● **Set exercise**:
Copy each of the following entries word for word, keeping every character unchanged.

● **Data extract**:
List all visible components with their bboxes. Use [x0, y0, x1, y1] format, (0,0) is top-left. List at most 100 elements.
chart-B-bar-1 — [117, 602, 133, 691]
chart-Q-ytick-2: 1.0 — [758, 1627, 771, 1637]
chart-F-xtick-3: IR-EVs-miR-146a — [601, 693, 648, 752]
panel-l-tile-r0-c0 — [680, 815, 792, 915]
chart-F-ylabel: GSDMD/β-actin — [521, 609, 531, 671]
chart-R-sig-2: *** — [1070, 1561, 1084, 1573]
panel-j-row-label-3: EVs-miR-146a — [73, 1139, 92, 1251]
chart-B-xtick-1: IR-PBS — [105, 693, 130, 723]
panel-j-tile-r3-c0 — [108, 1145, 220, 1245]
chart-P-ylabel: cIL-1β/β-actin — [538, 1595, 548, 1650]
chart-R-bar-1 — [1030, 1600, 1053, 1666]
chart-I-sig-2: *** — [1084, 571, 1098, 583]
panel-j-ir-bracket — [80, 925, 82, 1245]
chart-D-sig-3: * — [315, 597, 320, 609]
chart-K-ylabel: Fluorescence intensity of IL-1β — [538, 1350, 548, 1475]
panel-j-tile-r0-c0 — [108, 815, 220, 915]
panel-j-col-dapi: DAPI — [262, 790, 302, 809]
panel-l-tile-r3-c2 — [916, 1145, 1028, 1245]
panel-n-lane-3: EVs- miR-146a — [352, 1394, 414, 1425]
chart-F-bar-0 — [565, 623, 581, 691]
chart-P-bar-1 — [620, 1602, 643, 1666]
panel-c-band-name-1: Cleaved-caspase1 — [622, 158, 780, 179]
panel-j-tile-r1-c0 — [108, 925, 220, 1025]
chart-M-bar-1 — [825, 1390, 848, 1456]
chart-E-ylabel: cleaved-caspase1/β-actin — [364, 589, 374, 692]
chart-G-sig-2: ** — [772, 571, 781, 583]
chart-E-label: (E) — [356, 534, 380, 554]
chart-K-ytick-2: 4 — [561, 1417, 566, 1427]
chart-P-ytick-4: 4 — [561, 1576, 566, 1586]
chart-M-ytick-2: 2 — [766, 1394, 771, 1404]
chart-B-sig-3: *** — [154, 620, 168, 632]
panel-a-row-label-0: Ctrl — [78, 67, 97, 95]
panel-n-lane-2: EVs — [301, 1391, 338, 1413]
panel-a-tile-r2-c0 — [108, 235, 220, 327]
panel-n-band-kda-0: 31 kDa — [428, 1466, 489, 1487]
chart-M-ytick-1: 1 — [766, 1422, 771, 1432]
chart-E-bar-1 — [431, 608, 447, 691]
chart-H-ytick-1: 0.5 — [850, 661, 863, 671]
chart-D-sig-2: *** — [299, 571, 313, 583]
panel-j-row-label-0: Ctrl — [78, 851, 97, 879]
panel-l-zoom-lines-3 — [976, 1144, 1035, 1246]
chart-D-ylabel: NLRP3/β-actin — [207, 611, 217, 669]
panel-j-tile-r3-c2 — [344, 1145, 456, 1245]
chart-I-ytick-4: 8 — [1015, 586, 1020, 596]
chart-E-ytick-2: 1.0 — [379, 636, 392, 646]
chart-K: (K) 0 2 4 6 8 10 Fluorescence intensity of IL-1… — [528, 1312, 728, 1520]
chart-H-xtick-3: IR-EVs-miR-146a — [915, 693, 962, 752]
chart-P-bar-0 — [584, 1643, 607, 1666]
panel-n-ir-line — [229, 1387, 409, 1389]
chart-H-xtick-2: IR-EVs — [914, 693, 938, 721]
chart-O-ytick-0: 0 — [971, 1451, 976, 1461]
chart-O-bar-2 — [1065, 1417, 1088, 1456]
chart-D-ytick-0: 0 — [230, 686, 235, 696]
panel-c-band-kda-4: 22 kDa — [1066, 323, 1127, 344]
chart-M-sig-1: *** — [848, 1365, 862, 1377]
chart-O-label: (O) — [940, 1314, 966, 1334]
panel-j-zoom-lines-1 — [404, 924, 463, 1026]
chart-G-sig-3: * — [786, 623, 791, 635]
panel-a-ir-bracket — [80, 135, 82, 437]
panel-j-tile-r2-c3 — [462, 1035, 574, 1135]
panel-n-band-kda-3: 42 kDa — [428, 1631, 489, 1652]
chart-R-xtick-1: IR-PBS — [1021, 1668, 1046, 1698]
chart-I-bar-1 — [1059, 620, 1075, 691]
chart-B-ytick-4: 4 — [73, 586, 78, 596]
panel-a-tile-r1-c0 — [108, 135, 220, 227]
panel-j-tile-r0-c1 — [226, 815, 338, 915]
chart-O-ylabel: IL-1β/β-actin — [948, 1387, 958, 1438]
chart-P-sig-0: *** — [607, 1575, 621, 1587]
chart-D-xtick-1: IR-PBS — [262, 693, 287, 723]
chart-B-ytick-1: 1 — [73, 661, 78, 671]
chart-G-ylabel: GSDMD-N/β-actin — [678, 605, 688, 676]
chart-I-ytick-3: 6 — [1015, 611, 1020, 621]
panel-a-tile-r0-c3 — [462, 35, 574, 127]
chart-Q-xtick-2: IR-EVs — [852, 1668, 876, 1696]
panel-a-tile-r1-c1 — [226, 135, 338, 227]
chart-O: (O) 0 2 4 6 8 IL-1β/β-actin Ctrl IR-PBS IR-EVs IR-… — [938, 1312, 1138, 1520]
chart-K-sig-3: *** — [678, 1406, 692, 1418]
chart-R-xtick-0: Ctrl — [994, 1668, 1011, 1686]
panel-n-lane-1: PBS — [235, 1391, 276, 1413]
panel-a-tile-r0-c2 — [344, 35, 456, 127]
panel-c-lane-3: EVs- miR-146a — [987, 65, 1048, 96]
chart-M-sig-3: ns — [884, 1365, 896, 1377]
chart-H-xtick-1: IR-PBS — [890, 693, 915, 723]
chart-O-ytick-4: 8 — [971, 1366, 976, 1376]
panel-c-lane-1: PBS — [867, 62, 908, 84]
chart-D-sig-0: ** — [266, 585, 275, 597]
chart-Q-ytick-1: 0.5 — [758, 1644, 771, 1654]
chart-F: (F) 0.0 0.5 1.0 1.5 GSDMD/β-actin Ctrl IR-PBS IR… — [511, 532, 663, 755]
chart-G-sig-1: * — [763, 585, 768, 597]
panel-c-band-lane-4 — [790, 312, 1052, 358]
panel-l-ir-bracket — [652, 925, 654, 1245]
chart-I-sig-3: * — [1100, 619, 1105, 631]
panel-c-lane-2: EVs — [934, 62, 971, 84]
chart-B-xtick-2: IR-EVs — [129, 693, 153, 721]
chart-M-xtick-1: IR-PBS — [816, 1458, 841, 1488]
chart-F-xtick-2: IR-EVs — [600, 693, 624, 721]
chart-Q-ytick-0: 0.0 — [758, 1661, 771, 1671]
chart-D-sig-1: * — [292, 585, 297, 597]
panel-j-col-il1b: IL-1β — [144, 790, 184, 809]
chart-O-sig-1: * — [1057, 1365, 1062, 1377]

● **Output for this exercise**:
List all visible components with their bboxes. Use [x0, y0, x1, y1] format, (0,0) is top-left. List at most 100 elements.
chart-B-bar-1 — [117, 602, 133, 691]
chart-Q-ytick-2: 1.0 — [758, 1627, 771, 1637]
chart-F-xtick-3: IR-EVs-miR-146a — [601, 693, 648, 752]
panel-l-tile-r0-c0 — [680, 815, 792, 915]
chart-F-ylabel: GSDMD/β-actin — [521, 609, 531, 671]
chart-R-sig-2: *** — [1070, 1561, 1084, 1573]
panel-j-row-label-3: EVs-miR-146a — [73, 1139, 92, 1251]
chart-B-xtick-1: IR-PBS — [105, 693, 130, 723]
panel-j-tile-r3-c0 — [108, 1145, 220, 1245]
chart-P-ylabel: cIL-1β/β-actin — [538, 1595, 548, 1650]
chart-R-bar-1 — [1030, 1600, 1053, 1666]
chart-I-sig-2: *** — [1084, 571, 1098, 583]
panel-j-ir-bracket — [80, 925, 82, 1245]
chart-D-sig-3: * — [315, 597, 320, 609]
chart-K-ylabel: Fluorescence intensity of IL-1β — [538, 1350, 548, 1475]
panel-j-tile-r0-c0 — [108, 815, 220, 915]
panel-j-col-dapi: DAPI — [262, 790, 302, 809]
panel-l-tile-r3-c2 — [916, 1145, 1028, 1245]
panel-n-lane-3: EVs- miR-146a — [352, 1394, 414, 1425]
chart-F-bar-0 — [565, 623, 581, 691]
chart-P-bar-1 — [620, 1602, 643, 1666]
panel-c-band-name-1: Cleaved-caspase1 — [622, 158, 780, 179]
panel-j-tile-r1-c0 — [108, 925, 220, 1025]
chart-M-bar-1 — [825, 1390, 848, 1456]
chart-E-ylabel: cleaved-caspase1/β-actin — [364, 589, 374, 692]
chart-G-sig-2: ** — [772, 571, 781, 583]
chart-E-label: (E) — [356, 534, 380, 554]
chart-K-ytick-2: 4 — [561, 1417, 566, 1427]
chart-P-ytick-4: 4 — [561, 1576, 566, 1586]
chart-M-ytick-2: 2 — [766, 1394, 771, 1404]
chart-B-sig-3: *** — [154, 620, 168, 632]
panel-a-row-label-0: Ctrl — [78, 67, 97, 95]
panel-n-lane-2: EVs — [301, 1391, 338, 1413]
panel-a-tile-r2-c0 — [108, 235, 220, 327]
panel-n-band-kda-0: 31 kDa — [428, 1466, 489, 1487]
chart-M-ytick-1: 1 — [766, 1422, 771, 1432]
chart-E-bar-1 — [431, 608, 447, 691]
chart-H-ytick-1: 0.5 — [850, 661, 863, 671]
chart-D-sig-2: *** — [299, 571, 313, 583]
panel-j-row-label-0: Ctrl — [78, 851, 97, 879]
panel-l-zoom-lines-3 — [976, 1144, 1035, 1246]
chart-D-ylabel: NLRP3/β-actin — [207, 611, 217, 669]
panel-j-tile-r3-c2 — [344, 1145, 456, 1245]
chart-I-ytick-4: 8 — [1015, 586, 1020, 596]
chart-E-ytick-2: 1.0 — [379, 636, 392, 646]
chart-K: (K) 0 2 4 6 8 10 Fluorescence intensity of IL-1… — [528, 1312, 728, 1520]
chart-H-xtick-3: IR-EVs-miR-146a — [915, 693, 962, 752]
chart-P-bar-0 — [584, 1643, 607, 1666]
panel-n-ir-line — [229, 1387, 409, 1389]
chart-H-xtick-2: IR-EVs — [914, 693, 938, 721]
chart-O-ytick-0: 0 — [971, 1451, 976, 1461]
chart-O-bar-2 — [1065, 1417, 1088, 1456]
chart-D-ytick-0: 0 — [230, 686, 235, 696]
panel-c-band-kda-4: 22 kDa — [1066, 323, 1127, 344]
chart-M-sig-1: *** — [848, 1365, 862, 1377]
chart-O-label: (O) — [940, 1314, 966, 1334]
panel-j-zoom-lines-1 — [404, 924, 463, 1026]
chart-G-sig-3: * — [786, 623, 791, 635]
panel-a-ir-bracket — [80, 135, 82, 437]
panel-j-tile-r2-c3 — [462, 1035, 574, 1135]
panel-n-band-kda-3: 42 kDa — [428, 1631, 489, 1652]
chart-R-xtick-1: IR-PBS — [1021, 1668, 1046, 1698]
chart-I-bar-1 — [1059, 620, 1075, 691]
chart-B-ytick-4: 4 — [73, 586, 78, 596]
panel-a-tile-r1-c0 — [108, 135, 220, 227]
panel-j-tile-r0-c1 — [226, 815, 338, 915]
chart-O-ylabel: IL-1β/β-actin — [948, 1387, 958, 1438]
chart-P-sig-0: *** — [607, 1575, 621, 1587]
chart-D-xtick-1: IR-PBS — [262, 693, 287, 723]
chart-B-ytick-1: 1 — [73, 661, 78, 671]
chart-G-ylabel: GSDMD-N/β-actin — [678, 605, 688, 676]
chart-I-ytick-3: 6 — [1015, 611, 1020, 621]
panel-a-tile-r0-c3 — [462, 35, 574, 127]
chart-Q-xtick-2: IR-EVs — [852, 1668, 876, 1696]
panel-a-tile-r1-c1 — [226, 135, 338, 227]
chart-O: (O) 0 2 4 6 8 IL-1β/β-actin Ctrl IR-PBS IR-EVs IR-… — [938, 1312, 1138, 1520]
chart-K-sig-3: *** — [678, 1406, 692, 1418]
chart-R-xtick-0: Ctrl — [994, 1668, 1011, 1686]
panel-n-lane-1: PBS — [235, 1391, 276, 1413]
panel-a-tile-r0-c2 — [344, 35, 456, 127]
panel-c-lane-3: EVs- miR-146a — [987, 65, 1048, 96]
chart-M-sig-3: ns — [884, 1365, 896, 1377]
chart-H-xtick-1: IR-PBS — [890, 693, 915, 723]
chart-O-ytick-4: 8 — [971, 1366, 976, 1376]
panel-c-lane-1: PBS — [867, 62, 908, 84]
chart-D-sig-0: ** — [266, 585, 275, 597]
chart-Q-ytick-1: 0.5 — [758, 1644, 771, 1654]
chart-F: (F) 0.0 0.5 1.0 1.5 GSDMD/β-actin Ctrl IR-PBS IR… — [511, 532, 663, 755]
chart-G-sig-1: * — [763, 585, 768, 597]
panel-c-band-lane-4 — [790, 312, 1052, 358]
panel-l-ir-bracket — [652, 925, 654, 1245]
chart-I-sig-3: * — [1100, 619, 1105, 631]
panel-c-lane-2: EVs — [934, 62, 971, 84]
chart-B-xtick-2: IR-EVs — [129, 693, 153, 721]
chart-M-xtick-1: IR-PBS — [816, 1458, 841, 1488]
chart-F-xtick-2: IR-EVs — [600, 693, 624, 721]
chart-Q-ytick-0: 0.0 — [758, 1661, 771, 1671]
chart-D-sig-1: * — [292, 585, 297, 597]
panel-j-col-il1b: IL-1β — [144, 790, 184, 809]
chart-O-sig-1: * — [1057, 1365, 1062, 1377]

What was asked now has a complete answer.